— start of TASK MATERIAL —

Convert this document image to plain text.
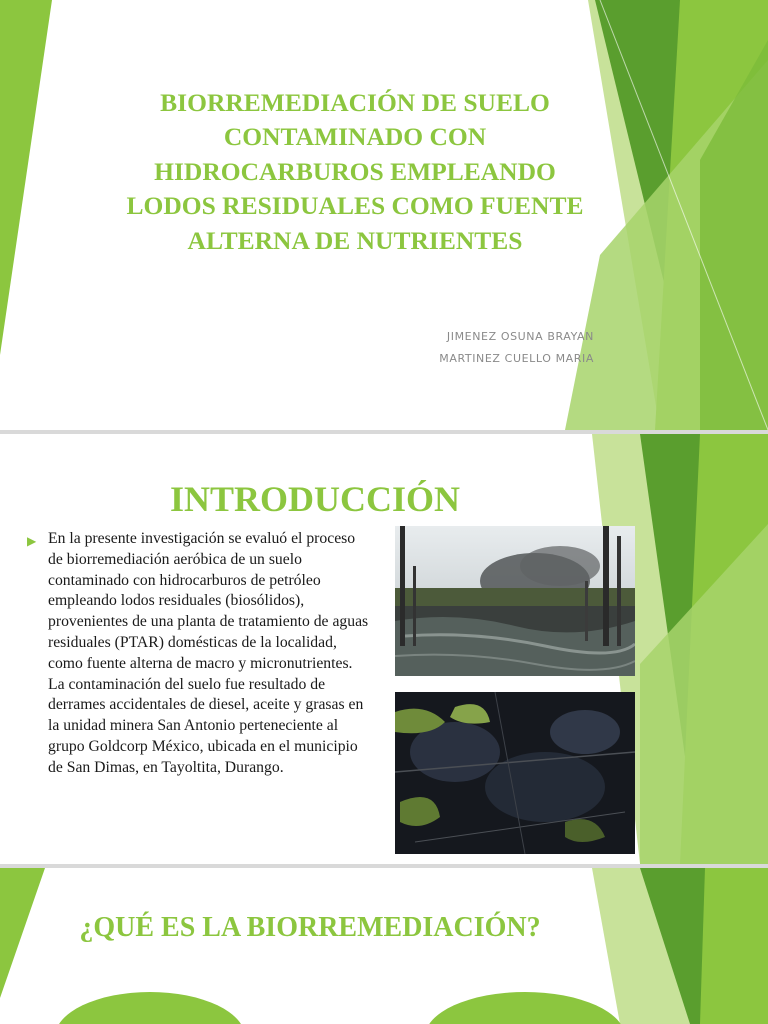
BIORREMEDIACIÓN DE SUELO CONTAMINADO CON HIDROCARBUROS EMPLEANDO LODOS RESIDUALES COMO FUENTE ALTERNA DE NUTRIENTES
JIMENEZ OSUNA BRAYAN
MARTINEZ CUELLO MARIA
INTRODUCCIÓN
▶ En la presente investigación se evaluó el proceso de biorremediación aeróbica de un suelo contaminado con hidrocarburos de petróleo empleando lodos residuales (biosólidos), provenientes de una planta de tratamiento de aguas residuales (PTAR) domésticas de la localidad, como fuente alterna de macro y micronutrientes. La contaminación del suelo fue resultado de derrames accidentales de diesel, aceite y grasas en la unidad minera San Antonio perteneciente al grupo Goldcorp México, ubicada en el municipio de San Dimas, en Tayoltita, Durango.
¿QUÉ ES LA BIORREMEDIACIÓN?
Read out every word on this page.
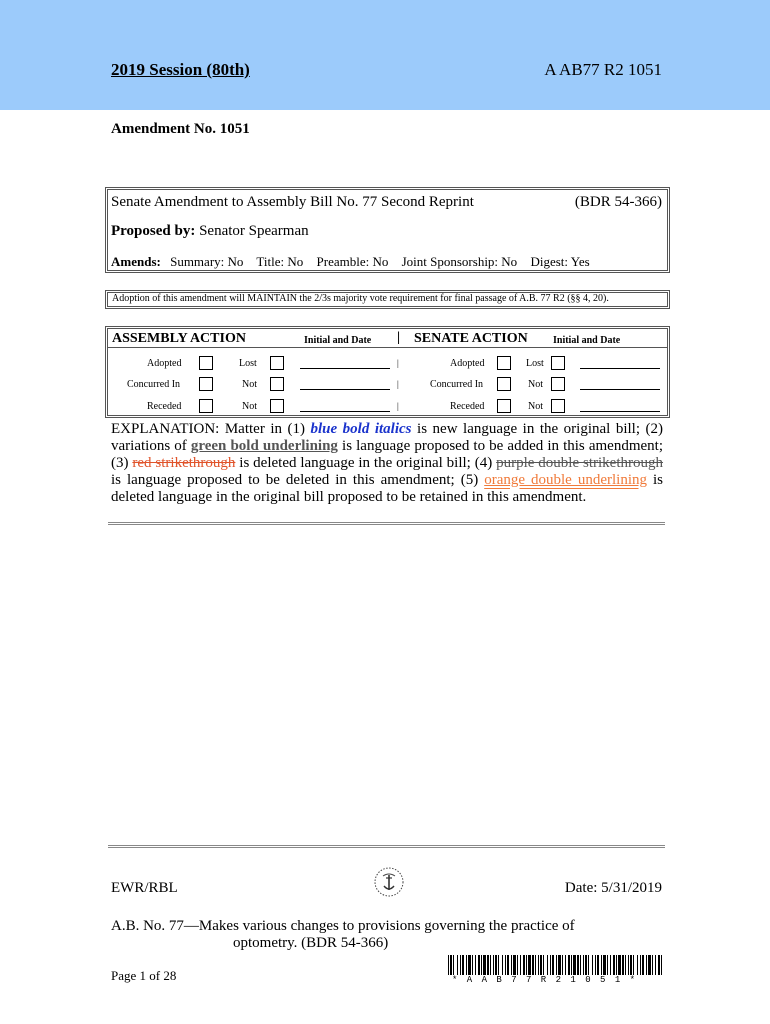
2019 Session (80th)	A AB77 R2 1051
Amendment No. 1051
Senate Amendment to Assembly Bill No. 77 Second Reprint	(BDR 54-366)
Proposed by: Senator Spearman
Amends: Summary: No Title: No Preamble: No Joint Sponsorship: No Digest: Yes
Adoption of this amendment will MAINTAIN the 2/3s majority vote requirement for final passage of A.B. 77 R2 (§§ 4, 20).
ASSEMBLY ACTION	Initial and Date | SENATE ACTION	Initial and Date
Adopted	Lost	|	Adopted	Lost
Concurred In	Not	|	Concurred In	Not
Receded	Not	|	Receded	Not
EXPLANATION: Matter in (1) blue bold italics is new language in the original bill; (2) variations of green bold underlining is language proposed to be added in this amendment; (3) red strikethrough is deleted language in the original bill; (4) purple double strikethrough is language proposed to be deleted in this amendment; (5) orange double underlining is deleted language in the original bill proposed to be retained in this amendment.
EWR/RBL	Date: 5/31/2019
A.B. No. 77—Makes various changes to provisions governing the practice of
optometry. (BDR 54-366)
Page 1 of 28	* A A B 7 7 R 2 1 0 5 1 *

— end of TASK MATERIAL —

WHAT YOU HAVE TO DO » Copy the listing in full and without alteration, omitting every picture.

THE COMPLETED TASK »
Convert this document image to plain text.
BIORREMEDIACIÓN DE SUELO CONTAMINADO CON HIDROCARBUROS EMPLEANDO LODOS RESIDUALES COMO FUENTE ALTERNA DE NUTRIENTES
JIMENEZ OSUNA BRAYAN
MARTINEZ CUELLO MARIA
INTRODUCCIÓN
▶ En la presente investigación se evaluó el proceso de biorremediación aeróbica de un suelo contaminado con hidrocarburos de petróleo empleando lodos residuales (biosólidos), provenientes de una planta de tratamiento de aguas residuales (PTAR) domésticas de la localidad, como fuente alterna de macro y micronutrientes. La contaminación del suelo fue resultado de derrames accidentales de diesel, aceite y grasas en la unidad minera San Antonio perteneciente al grupo Goldcorp México, ubicada en el municipio de San Dimas, en Tayoltita, Durango.
¿QUÉ ES LA BIORREMEDIACIÓN?
Read out every word on this page.
2019 Session (80th)	A AB77 R2 1051
Amendment No. 1051
Senate Amendment to Assembly Bill No. 77 Second Reprint	(BDR 54-366)
Proposed by: Senator Spearman
Amends: Summary: No Title: No Preamble: No Joint Sponsorship: No Digest: Yes
Adoption of this amendment will MAINTAIN the 2/3s majority vote requirement for final passage of A.B. 77 R2 (§§ 4, 20).
ASSEMBLY ACTION	Initial and Date | SENATE ACTION	Initial and Date
Adopted	Lost	|	Adopted	Lost
Concurred In	Not	|	Concurred In	Not
Receded	Not	|	Receded	Not
EXPLANATION: Matter in (1) blue bold italics is new language in the original bill; (2) variations of green bold underlining is language proposed to be added in this amendment; (3) red strikethrough is deleted language in the original bill; (4) purple double strikethrough is language proposed to be deleted in this amendment; (5) orange double underlining is deleted language in the original bill proposed to be retained in this amendment.
EWR/RBL	Date: 5/31/2019
A.B. No. 77—Makes various changes to provisions governing the practice of
optometry. (BDR 54-366)
Page 1 of 28	* A A B 7 7 R 2 1 0 5 1 *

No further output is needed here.